— start Records for this task —

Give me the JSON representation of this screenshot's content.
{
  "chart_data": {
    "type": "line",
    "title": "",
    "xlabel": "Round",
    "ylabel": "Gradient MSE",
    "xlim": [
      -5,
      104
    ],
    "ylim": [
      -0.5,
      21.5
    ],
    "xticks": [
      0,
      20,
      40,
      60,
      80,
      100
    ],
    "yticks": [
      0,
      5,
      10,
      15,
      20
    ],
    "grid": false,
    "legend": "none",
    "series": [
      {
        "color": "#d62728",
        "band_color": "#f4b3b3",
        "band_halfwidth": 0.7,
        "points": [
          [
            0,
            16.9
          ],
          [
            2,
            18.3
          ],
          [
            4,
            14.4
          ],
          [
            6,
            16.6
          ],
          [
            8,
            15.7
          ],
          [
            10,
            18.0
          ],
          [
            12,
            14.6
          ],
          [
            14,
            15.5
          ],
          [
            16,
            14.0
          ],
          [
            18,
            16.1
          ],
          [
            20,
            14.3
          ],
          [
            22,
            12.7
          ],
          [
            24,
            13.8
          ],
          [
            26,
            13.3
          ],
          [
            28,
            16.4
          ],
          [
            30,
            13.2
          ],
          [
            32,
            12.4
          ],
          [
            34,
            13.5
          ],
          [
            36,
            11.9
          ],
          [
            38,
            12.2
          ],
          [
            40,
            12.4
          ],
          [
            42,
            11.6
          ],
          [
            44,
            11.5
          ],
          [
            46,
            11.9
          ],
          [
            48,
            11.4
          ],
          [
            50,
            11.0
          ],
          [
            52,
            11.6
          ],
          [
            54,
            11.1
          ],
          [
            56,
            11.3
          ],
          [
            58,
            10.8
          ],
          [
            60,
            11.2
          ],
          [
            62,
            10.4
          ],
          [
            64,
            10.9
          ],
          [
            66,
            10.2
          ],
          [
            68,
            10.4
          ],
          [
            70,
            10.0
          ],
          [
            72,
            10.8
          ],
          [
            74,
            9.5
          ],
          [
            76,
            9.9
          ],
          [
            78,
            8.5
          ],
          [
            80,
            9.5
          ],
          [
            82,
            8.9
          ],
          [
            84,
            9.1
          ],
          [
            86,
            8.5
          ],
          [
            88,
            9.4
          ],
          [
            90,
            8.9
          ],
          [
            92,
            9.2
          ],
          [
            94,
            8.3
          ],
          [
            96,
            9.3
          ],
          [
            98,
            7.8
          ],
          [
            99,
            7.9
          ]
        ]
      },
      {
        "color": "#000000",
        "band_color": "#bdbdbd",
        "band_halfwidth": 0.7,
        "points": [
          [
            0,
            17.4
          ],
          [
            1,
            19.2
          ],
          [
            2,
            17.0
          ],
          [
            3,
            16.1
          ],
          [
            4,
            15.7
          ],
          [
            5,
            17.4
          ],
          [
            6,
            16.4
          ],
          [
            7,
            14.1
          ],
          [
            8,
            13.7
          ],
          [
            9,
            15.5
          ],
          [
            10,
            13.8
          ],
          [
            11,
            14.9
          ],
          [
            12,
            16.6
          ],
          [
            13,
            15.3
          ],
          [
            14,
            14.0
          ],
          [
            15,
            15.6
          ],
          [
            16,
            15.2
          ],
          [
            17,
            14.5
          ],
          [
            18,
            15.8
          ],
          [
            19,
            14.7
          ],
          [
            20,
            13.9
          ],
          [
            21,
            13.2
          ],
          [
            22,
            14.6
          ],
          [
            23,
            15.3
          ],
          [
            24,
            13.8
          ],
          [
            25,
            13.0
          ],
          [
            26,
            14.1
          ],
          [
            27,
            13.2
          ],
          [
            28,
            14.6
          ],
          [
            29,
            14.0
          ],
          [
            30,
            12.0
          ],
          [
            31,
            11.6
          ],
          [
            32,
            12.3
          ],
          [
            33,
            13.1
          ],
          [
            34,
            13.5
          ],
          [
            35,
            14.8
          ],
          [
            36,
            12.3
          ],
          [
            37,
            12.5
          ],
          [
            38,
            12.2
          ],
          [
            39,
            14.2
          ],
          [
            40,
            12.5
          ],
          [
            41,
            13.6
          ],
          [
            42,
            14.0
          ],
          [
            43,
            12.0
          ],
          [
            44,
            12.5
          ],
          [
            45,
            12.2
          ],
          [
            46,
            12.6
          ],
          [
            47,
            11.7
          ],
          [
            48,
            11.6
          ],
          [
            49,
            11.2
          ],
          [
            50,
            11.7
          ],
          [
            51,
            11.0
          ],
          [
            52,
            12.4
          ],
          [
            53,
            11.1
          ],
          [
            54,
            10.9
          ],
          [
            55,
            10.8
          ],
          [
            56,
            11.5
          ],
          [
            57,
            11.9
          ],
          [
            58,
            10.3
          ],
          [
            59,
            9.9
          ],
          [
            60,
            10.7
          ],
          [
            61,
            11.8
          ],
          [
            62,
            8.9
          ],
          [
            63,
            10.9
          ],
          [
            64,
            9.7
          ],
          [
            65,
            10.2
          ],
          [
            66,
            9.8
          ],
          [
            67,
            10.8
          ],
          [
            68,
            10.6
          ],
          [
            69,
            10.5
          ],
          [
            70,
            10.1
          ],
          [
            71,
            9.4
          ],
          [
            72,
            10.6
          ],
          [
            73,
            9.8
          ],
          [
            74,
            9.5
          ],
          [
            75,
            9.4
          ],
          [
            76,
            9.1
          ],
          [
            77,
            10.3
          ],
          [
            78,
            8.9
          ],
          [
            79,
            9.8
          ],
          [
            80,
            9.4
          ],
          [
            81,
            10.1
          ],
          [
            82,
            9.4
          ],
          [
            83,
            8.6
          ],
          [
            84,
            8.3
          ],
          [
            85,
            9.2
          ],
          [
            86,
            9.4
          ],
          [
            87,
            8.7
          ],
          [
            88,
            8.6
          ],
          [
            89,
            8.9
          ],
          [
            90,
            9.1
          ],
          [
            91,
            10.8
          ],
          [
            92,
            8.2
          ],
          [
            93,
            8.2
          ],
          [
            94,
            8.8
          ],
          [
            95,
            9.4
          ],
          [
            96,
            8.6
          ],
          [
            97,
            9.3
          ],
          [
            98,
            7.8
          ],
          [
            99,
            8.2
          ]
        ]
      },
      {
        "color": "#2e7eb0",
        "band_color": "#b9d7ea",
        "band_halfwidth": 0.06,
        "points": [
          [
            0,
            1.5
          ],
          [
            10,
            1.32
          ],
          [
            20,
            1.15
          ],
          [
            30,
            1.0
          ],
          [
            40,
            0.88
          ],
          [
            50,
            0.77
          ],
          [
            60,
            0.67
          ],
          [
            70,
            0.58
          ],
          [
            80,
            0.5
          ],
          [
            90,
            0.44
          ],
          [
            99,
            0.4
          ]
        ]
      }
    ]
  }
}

— end Records for this task —

* [Your instructions]
Your task is to repeat every line exactly.

* [Answer below]
Give me the JSON representation of this screenshot's content.
{
  "chart_data": {
    "type": "line",
    "title": "",
    "xlabel": "Round",
    "ylabel": "Gradient MSE",
    "xlim": [
      -5,
      104
    ],
    "ylim": [
      -0.5,
      21.5
    ],
    "xticks": [
      0,
      20,
      40,
      60,
      80,
      100
    ],
    "yticks": [
      0,
      5,
      10,
      15,
      20
    ],
    "grid": false,
    "legend": "none",
    "series": [
      {
        "color": "#d62728",
        "band_color": "#f4b3b3",
        "band_halfwidth": 0.7,
        "points": [
          [
            0,
            16.9
          ],
          [
            2,
            18.3
          ],
          [
            4,
            14.4
          ],
          [
            6,
            16.6
          ],
          [
            8,
            15.7
          ],
          [
            10,
            18.0
          ],
          [
            12,
            14.6
          ],
          [
            14,
            15.5
          ],
          [
            16,
            14.0
          ],
          [
            18,
            16.1
          ],
          [
            20,
            14.3
          ],
          [
            22,
            12.7
          ],
          [
            24,
            13.8
          ],
          [
            26,
            13.3
          ],
          [
            28,
            16.4
          ],
          [
            30,
            13.2
          ],
          [
            32,
            12.4
          ],
          [
            34,
            13.5
          ],
          [
            36,
            11.9
          ],
          [
            38,
            12.2
          ],
          [
            40,
            12.4
          ],
          [
            42,
            11.6
          ],
          [
            44,
            11.5
          ],
          [
            46,
            11.9
          ],
          [
            48,
            11.4
          ],
          [
            50,
            11.0
          ],
          [
            52,
            11.6
          ],
          [
            54,
            11.1
          ],
          [
            56,
            11.3
          ],
          [
            58,
            10.8
          ],
          [
            60,
            11.2
          ],
          [
            62,
            10.4
          ],
          [
            64,
            10.9
          ],
          [
            66,
            10.2
          ],
          [
            68,
            10.4
          ],
          [
            70,
            10.0
          ],
          [
            72,
            10.8
          ],
          [
            74,
            9.5
          ],
          [
            76,
            9.9
          ],
          [
            78,
            8.5
          ],
          [
            80,
            9.5
          ],
          [
            82,
            8.9
          ],
          [
            84,
            9.1
          ],
          [
            86,
            8.5
          ],
          [
            88,
            9.4
          ],
          [
            90,
            8.9
          ],
          [
            92,
            9.2
          ],
          [
            94,
            8.3
          ],
          [
            96,
            9.3
          ],
          [
            98,
            7.8
          ],
          [
            99,
            7.9
          ]
        ]
      },
      {
        "color": "#000000",
        "band_color": "#bdbdbd",
        "band_halfwidth": 0.7,
        "points": [
          [
            0,
            17.4
          ],
          [
            1,
            19.2
          ],
          [
            2,
            17.0
          ],
          [
            3,
            16.1
          ],
          [
            4,
            15.7
          ],
          [
            5,
            17.4
          ],
          [
            6,
            16.4
          ],
          [
            7,
            14.1
          ],
          [
            8,
            13.7
          ],
          [
            9,
            15.5
          ],
          [
            10,
            13.8
          ],
          [
            11,
            14.9
          ],
          [
            12,
            16.6
          ],
          [
            13,
            15.3
          ],
          [
            14,
            14.0
          ],
          [
            15,
            15.6
          ],
          [
            16,
            15.2
          ],
          [
            17,
            14.5
          ],
          [
            18,
            15.8
          ],
          [
            19,
            14.7
          ],
          [
            20,
            13.9
          ],
          [
            21,
            13.2
          ],
          [
            22,
            14.6
          ],
          [
            23,
            15.3
          ],
          [
            24,
            13.8
          ],
          [
            25,
            13.0
          ],
          [
            26,
            14.1
          ],
          [
            27,
            13.2
          ],
          [
            28,
            14.6
          ],
          [
            29,
            14.0
          ],
          [
            30,
            12.0
          ],
          [
            31,
            11.6
          ],
          [
            32,
            12.3
          ],
          [
            33,
            13.1
          ],
          [
            34,
            13.5
          ],
          [
            35,
            14.8
          ],
          [
            36,
            12.3
          ],
          [
            37,
            12.5
          ],
          [
            38,
            12.2
          ],
          [
            39,
            14.2
          ],
          [
            40,
            12.5
          ],
          [
            41,
            13.6
          ],
          [
            42,
            14.0
          ],
          [
            43,
            12.0
          ],
          [
            44,
            12.5
          ],
          [
            45,
            12.2
          ],
          [
            46,
            12.6
          ],
          [
            47,
            11.7
          ],
          [
            48,
            11.6
          ],
          [
            49,
            11.2
          ],
          [
            50,
            11.7
          ],
          [
            51,
            11.0
          ],
          [
            52,
            12.4
          ],
          [
            53,
            11.1
          ],
          [
            54,
            10.9
          ],
          [
            55,
            10.8
          ],
          [
            56,
            11.5
          ],
          [
            57,
            11.9
          ],
          [
            58,
            10.3
          ],
          [
            59,
            9.9
          ],
          [
            60,
            10.7
          ],
          [
            61,
            11.8
          ],
          [
            62,
            8.9
          ],
          [
            63,
            10.9
          ],
          [
            64,
            9.7
          ],
          [
            65,
            10.2
          ],
          [
            66,
            9.8
          ],
          [
            67,
            10.8
          ],
          [
            68,
            10.6
          ],
          [
            69,
            10.5
          ],
          [
            70,
            10.1
          ],
          [
            71,
            9.4
          ],
          [
            72,
            10.6
          ],
          [
            73,
            9.8
          ],
          [
            74,
            9.5
          ],
          [
            75,
            9.4
          ],
          [
            76,
            9.1
          ],
          [
            77,
            10.3
          ],
          [
            78,
            8.9
          ],
          [
            79,
            9.8
          ],
          [
            80,
            9.4
          ],
          [
            81,
            10.1
          ],
          [
            82,
            9.4
          ],
          [
            83,
            8.6
          ],
          [
            84,
            8.3
          ],
          [
            85,
            9.2
          ],
          [
            86,
            9.4
          ],
          [
            87,
            8.7
          ],
          [
            88,
            8.6
          ],
          [
            89,
            8.9
          ],
          [
            90,
            9.1
          ],
          [
            91,
            10.8
          ],
          [
            92,
            8.2
          ],
          [
            93,
            8.2
          ],
          [
            94,
            8.8
          ],
          [
            95,
            9.4
          ],
          [
            96,
            8.6
          ],
          [
            97,
            9.3
          ],
          [
            98,
            7.8
          ],
          [
            99,
            8.2
          ]
        ]
      },
      {
        "color": "#2e7eb0",
        "band_color": "#b9d7ea",
        "band_halfwidth": 0.06,
        "points": [
          [
            0,
            1.5
          ],
          [
            10,
            1.32
          ],
          [
            20,
            1.15
          ],
          [
            30,
            1.0
          ],
          [
            40,
            0.88
          ],
          [
            50,
            0.77
          ],
          [
            60,
            0.67
          ],
          [
            70,
            0.58
          ],
          [
            80,
            0.5
          ],
          [
            90,
            0.44
          ],
          [
            99,
            0.4
          ]
        ]
      }
    ]
  }
}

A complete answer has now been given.